─── Data supplied ───
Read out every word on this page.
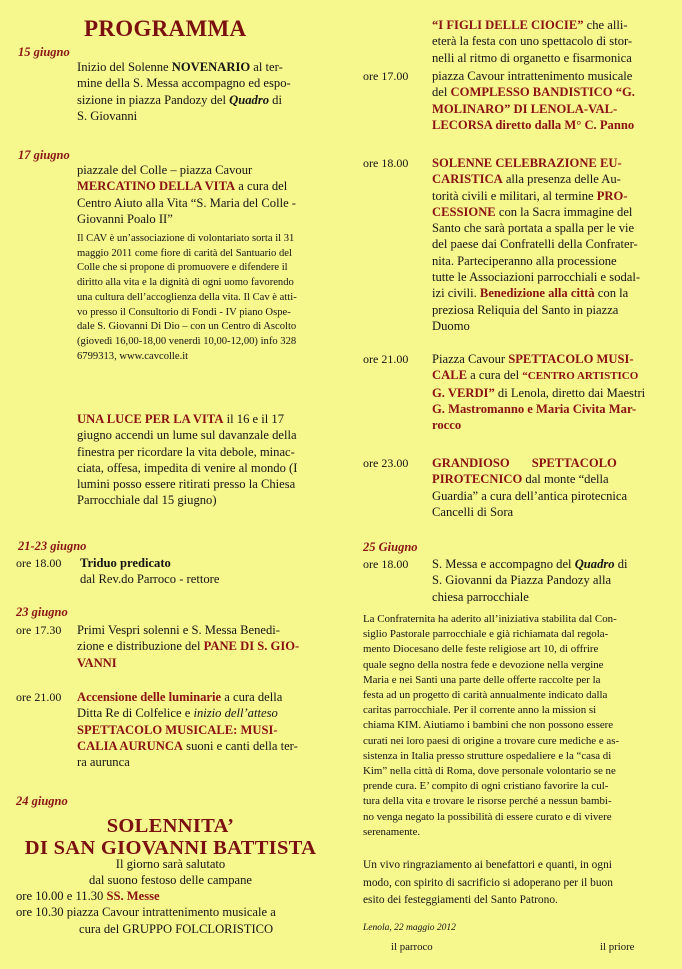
PROGRAMMA
15 giugno
Inizio del Solenne NOVENARIO al ter-
mine della S. Messa accompagno ed espo-
sizione in piazza Pandozy del Quadro di
S. Giovanni
17 giugno
piazzale del Colle – piazza Cavour
MERCATINO DELLA VITA a cura del
Centro Aiuto alla Vita “S. Maria del Colle -
Giovanni Poalo II”
Il CAV è un’associazione di volontariato sorta il 31
maggio 2011 come fiore di carità del Santuario del
Colle che si propone di promuovere e difendere il
diritto alla vita e la dignità di ogni uomo favorendo
una cultura dell’accoglienza della vita. Il Cav è atti-
vo presso il Consultorio di Fondi - IV piano Ospe-
dale S. Giovanni Di Dio – con un Centro di Ascolto
(giovedì 16,00-18,00 venerdì 10,00-12,00) info 328
6799313, www.cavcolle.it
UNA LUCE PER LA VITA il 16 e il 17
giugno accendi un lume sul davanzale della
finestra per ricordare la vita debole, minac-
ciata, offesa, impedita di venire al mondo (I
lumini posso essere ritirati presso la Chiesa
Parrocchiale dal 15 giugno)
21-23 giugno
ore 18.00 Triduo predicato
dal Rev.do Parroco - rettore
23 giugno
ore 17.30 Primi Vespri solenni e S. Messa Benedi-
zione e distribuzione del PANE DI S. GIO-
VANNI
ore 21.00 Accensione delle luminarie a cura della
Ditta Re di Colfelice e inizio dell’atteso
SPETTACOLO MUSICALE: MUSI-
CALIA AURUNCA suoni e canti della ter-
ra aurunca
24 giugno
SOLENNITA’
DI SAN GIOVANNI BATTISTA
Il giorno sarà salutato
dal suono festoso delle campane
ore 10.00 e 11.30 SS. Messe
ore 10.30 piazza Cavour intrattenimento musicale a
cura del GRUPPO FOLCLORISTICO
“I FIGLI DELLE CIOCIE” che alli-
eterà la festa con uno spettacolo di stor-
nelli al ritmo di organetto e fisarmonica
ore 17.00 piazza Cavour intrattenimento musicale
del COMPLESSO BANDISTICO “G.
MOLINARO” DI LENOLA-VAL-
LECORSA diretto dalla M° C. Panno
ore 18.00 SOLENNE CELEBRAZIONE EU-
CARISTICA alla presenza delle Au-
torità civili e militari, al termine PRO-
CESSIONE con la Sacra immagine del
Santo che sarà portata a spalla per le vie
del paese dai Confratelli della Confrater-
nita. Parteciperanno alla processione
tutte le Associazioni parrocchiali e sodal-
izi civili. Benedizione alla città con la
preziosa Reliquia del Santo in piazza
Duomo
ore 21.00 Piazza Cavour SPETTACOLO MUSI-
CALE a cura del “CENTRO ARTISTICO
G. VERDI” di Lenola, diretto dai Maestri
G. Mastromanno e Maria Civita Mar-
rocco
ore 23.00 GRANDIOSO       SPETTACOLO
PIROTECNICO dal monte “della
Guardia” a cura dell’antica pirotecnica
Cancelli di Sora
25 Giugno
ore 18.00 S. Messa e accompagno del Quadro di
S. Giovanni da Piazza Pandozy alla
chiesa parrocchiale
La Confraternita ha aderito all’iniziativa stabilita dal Con-
siglio Pastorale parrocchiale e già richiamata dal regola-
mento Diocesano delle feste religiose art 10, di offrire
quale segno della nostra fede e devozione nella vergine
Maria e nei Santi una parte delle offerte raccolte per la
festa ad un progetto di carità annualmente indicato dalla
caritas parrocchiale. Per il corrente anno la mission si
chiama KIM. Aiutiamo i bambini che non possono essere
curati nei loro paesi di origine a trovare cure mediche e as-
sistenza in Italia presso strutture ospedaliere e la “casa di
Kim” nella città di Roma, dove personale volontario se ne
prende cura. E’ compito di ogni cristiano favorire la cul-
tura della vita e trovare le risorse perché a nessun bambi-
no venga negato la possibilità di essere curato e di vivere
serenamente.
Un vivo ringraziamento ai benefattori e quanti, in ogni
modo, con spirito di sacrificio si adoperano per il buon
esito dei festeggiamenti del Santo Patrono.
Lenola, 22 maggio 2012
il parroco	il priore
───
Task prompt:
Omit any images, then output the listing exactly.

Response to the task:
Read out every word on this page.
PROGRAMMA
15 giugno
Inizio del Solenne NOVENARIO al ter-
mine della S. Messa accompagno ed espo-
sizione in piazza Pandozy del Quadro di
S. Giovanni
17 giugno
piazzale del Colle – piazza Cavour
MERCATINO DELLA VITA a cura del
Centro Aiuto alla Vita “S. Maria del Colle -
Giovanni Poalo II”
Il CAV è un’associazione di volontariato sorta il 31
maggio 2011 come fiore di carità del Santuario del
Colle che si propone di promuovere e difendere il
diritto alla vita e la dignità di ogni uomo favorendo
una cultura dell’accoglienza della vita. Il Cav è atti-
vo presso il Consultorio di Fondi - IV piano Ospe-
dale S. Giovanni Di Dio – con un Centro di Ascolto
(giovedì 16,00-18,00 venerdì 10,00-12,00) info 328
6799313, www.cavcolle.it
UNA LUCE PER LA VITA il 16 e il 17
giugno accendi un lume sul davanzale della
finestra per ricordare la vita debole, minac-
ciata, offesa, impedita di venire al mondo (I
lumini posso essere ritirati presso la Chiesa
Parrocchiale dal 15 giugno)
21-23 giugno
ore 18.00 Triduo predicato
dal Rev.do Parroco - rettore
23 giugno
ore 17.30 Primi Vespri solenni e S. Messa Benedi-
zione e distribuzione del PANE DI S. GIO-
VANNI
ore 21.00 Accensione delle luminarie a cura della
Ditta Re di Colfelice e inizio dell’atteso
SPETTACOLO MUSICALE: MUSI-
CALIA AURUNCA suoni e canti della ter-
ra aurunca
24 giugno
SOLENNITA’
DI SAN GIOVANNI BATTISTA
Il giorno sarà salutato
dal suono festoso delle campane
ore 10.00 e 11.30 SS. Messe
ore 10.30 piazza Cavour intrattenimento musicale a
cura del GRUPPO FOLCLORISTICO
“I FIGLI DELLE CIOCIE” che alli-
eterà la festa con uno spettacolo di stor-
nelli al ritmo di organetto e fisarmonica
ore 17.00 piazza Cavour intrattenimento musicale
del COMPLESSO BANDISTICO “G.
MOLINARO” DI LENOLA-VAL-
LECORSA diretto dalla M° C. Panno
ore 18.00 SOLENNE CELEBRAZIONE EU-
CARISTICA alla presenza delle Au-
torità civili e militari, al termine PRO-
CESSIONE con la Sacra immagine del
Santo che sarà portata a spalla per le vie
del paese dai Confratelli della Confrater-
nita. Parteciperanno alla processione
tutte le Associazioni parrocchiali e sodal-
izi civili. Benedizione alla città con la
preziosa Reliquia del Santo in piazza
Duomo
ore 21.00 Piazza Cavour SPETTACOLO MUSI-
CALE a cura del “CENTRO ARTISTICO
G. VERDI” di Lenola, diretto dai Maestri
G. Mastromanno e Maria Civita Mar-
rocco
ore 23.00 GRANDIOSO       SPETTACOLO
PIROTECNICO dal monte “della
Guardia” a cura dell’antica pirotecnica
Cancelli di Sora
25 Giugno
ore 18.00 S. Messa e accompagno del Quadro di
S. Giovanni da Piazza Pandozy alla
chiesa parrocchiale
La Confraternita ha aderito all’iniziativa stabilita dal Con-
siglio Pastorale parrocchiale e già richiamata dal regola-
mento Diocesano delle feste religiose art 10, di offrire
quale segno della nostra fede e devozione nella vergine
Maria e nei Santi una parte delle offerte raccolte per la
festa ad un progetto di carità annualmente indicato dalla
caritas parrocchiale. Per il corrente anno la mission si
chiama KIM. Aiutiamo i bambini che non possono essere
curati nei loro paesi di origine a trovare cure mediche e as-
sistenza in Italia presso strutture ospedaliere e la “casa di
Kim” nella città di Roma, dove personale volontario se ne
prende cura. E’ compito di ogni cristiano favorire la cul-
tura della vita e trovare le risorse perché a nessun bambi-
no venga negato la possibilità di essere curato e di vivere
serenamente.
Un vivo ringraziamento ai benefattori e quanti, in ogni
modo, con spirito di sacrificio si adoperano per il buon
esito dei festeggiamenti del Santo Patrono.
Lenola, 22 maggio 2012
il parroco	il priore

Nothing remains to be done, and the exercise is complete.